- _PASSAGE PROVIDED_:
## start
There is another competitor that makes the race of faith difficult – this competitor is the burden of our own personal sin. Anyone who has watched the Olympic games cannot help but notice that every athlete is trained and equipped for success. Whether it is for running, swimming, jumping or throwing, the athlete places every ounce of his or her energy into the contest. There is no excess baggage, no unnecessary weight. The ancient athletes stripped in order to gain maximum speed and agility. Typically they were trained. The Greek word for "train" is "gymnazo" which gives us our English word "gymnasium." Today there are several ancient stadiums that still survive with their 200 yard course along with the starting and finishing lines.

One of the worst problems for the Christian who is running the race of faith, is both the weight and the entanglement of our own personal sin. We may have every intention of running the race, but our indifference to the accumulation of sin in our life is a serious problem. Like poor training habits or improper equipment they slow the athlete down and prevent him or her from doing their very best. We know as Christians that God forgives sins. We sin constantly and must daily confess our sins to God. But God’s forgiveness is never an excuse to disobey God willingly. Indifference to sin creates two problems for the Christian. First of all, this attitude, if it continues unchecked, can undermine our faith altogether. Secondly, it certainly encumbers our life with unnecessary burdens that slow us down and make the race of faith very difficult.

The writer to the Hebrews reminds us that God disciplines us for the race of faith: "My son do not despise the discipline of the Lord… for the Lord disciplines the one He loves and punishes every son He receives."3 On the one hand the Lord challenges our sinful thoughts, words, and actions with His word. In Revelation 3.19 Jesus says, "As many as I love, I rebuke and chasten. Therefore be zealous and repent." These words were spoken to the lukewarm Christians in ancient Laodocea, and they are spoken to us to keep us from drifting away from Him. On the other hand God allows us to feel the temporary consequences of sin so that we might avoid the permanent consequences of losing the race of faith. Years ago my football coach not only taught us what to do, he trained us with discipline. When we made serious mistakes we were punished with extra wind sprints. He didn’t do this because he liked to make us feel pain. He did it to help us avoid much more serious pain and failure when we were in a real game. We respected him for it. We knew he wanted us to win. In the same way God allows us to feel the temporary consequences of our own sin or even the consequences of living in a fallen world with all of its problems so that we might be disciplined and trained – exercised in our Christian faith.
## end
- _MATERIAL PROVIDED_:
## start
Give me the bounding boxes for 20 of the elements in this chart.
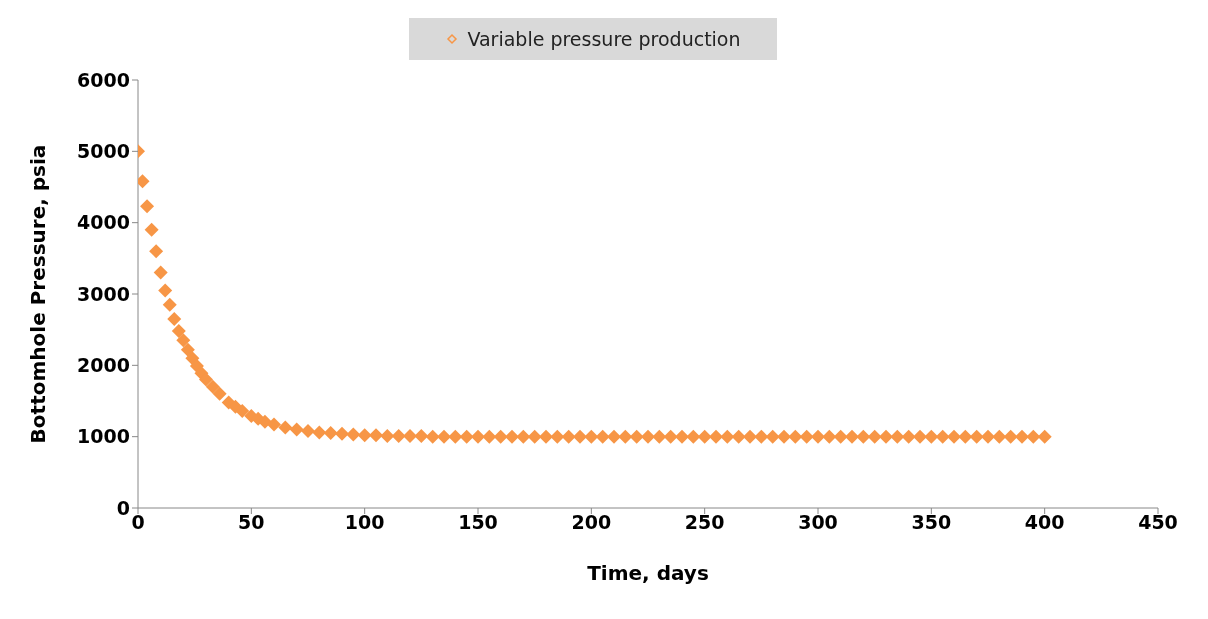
## end
- _TASKS AND EXERCISES_:
(1) In the passage on the race of faith, how did the football coach punish serious mistakes?
(2) Write the next part of the passage on the race of faith, picking up after its final sentence.

- _ANSWERS_:
(1) He punished them with extra wind sprints.

(2)
Years ago we had a man in our congregation who loved to talk about this verse from the Book of Hebrews… "God disciplines every son He loves." Les had been suffering from diabetes for years. Both legs were amputated above the knee. He was bound to a wheel chair and could rarely get out of his house. But these circumstances could not diminish Les’s cheerful disposition and his good faith in God. Les would tell me several times a year: "Pastor, you know the Bible says that ‘God disciplines every son He loves.’" But then with a twinkle in his eye and a chuckle, he would launch his favorite punch line, "I just wish He wouldn’t love me so much." Les was a special person. Every physical difficulty that he endured was accepted because he knew that God only intended it for his ultimate good.

Sharing God’s Holiness

In our modern Olympic Games there is probably nothing more inspiring to me than the awards ceremonies. I can only imagine what it must feel like to stand on a platform with a gold medal hanging around your neck while your national anthem is played. From that moment on those athletes will be remembered in the record books not only as competitors in the Olympic Games but as a gold medal winners. What an honor! What a conclusion to their years of training and preparation!

The writer of Hebrews, however, tells us about a much better conclusion to the race of faith. "[God] disciplines us for our good, that we may share in His holiness. For the moment all discipline seems painful rather than pleasant, but later it yields the peaceable fruit of righteousness…"4 Did you hear the outcome of the race of faith? – Holiness and righteousness. Holiness and righteousness are far better than any gold, silver, or bronze medal. St. Paul also reminds us of the eternal implications of the race of faith: " Every athlete exercises self-control in all things. They do it to receive a perishable wreath, but we an imperishable."5 Holiness and righteousness mean that we are completely free of the power of sin. It is sin that brought death into this world, but it is Jesus Christ that destroys the power of sin and gives us eternal life.

The 2004 Olympic medals have two very important images imprinted on them. On one side is the winged goddess Nike, the mythological goddess of victory. On the other side is the image of the eternal flame. Around the flame are inscribed the opening words of an ancient Greek poem that was written to honor a wrestler named Alcimedon. This victory poem is very interesting because it also demonstrates the ancient Greek quest for immortality and victory over pain, suffering and disaster.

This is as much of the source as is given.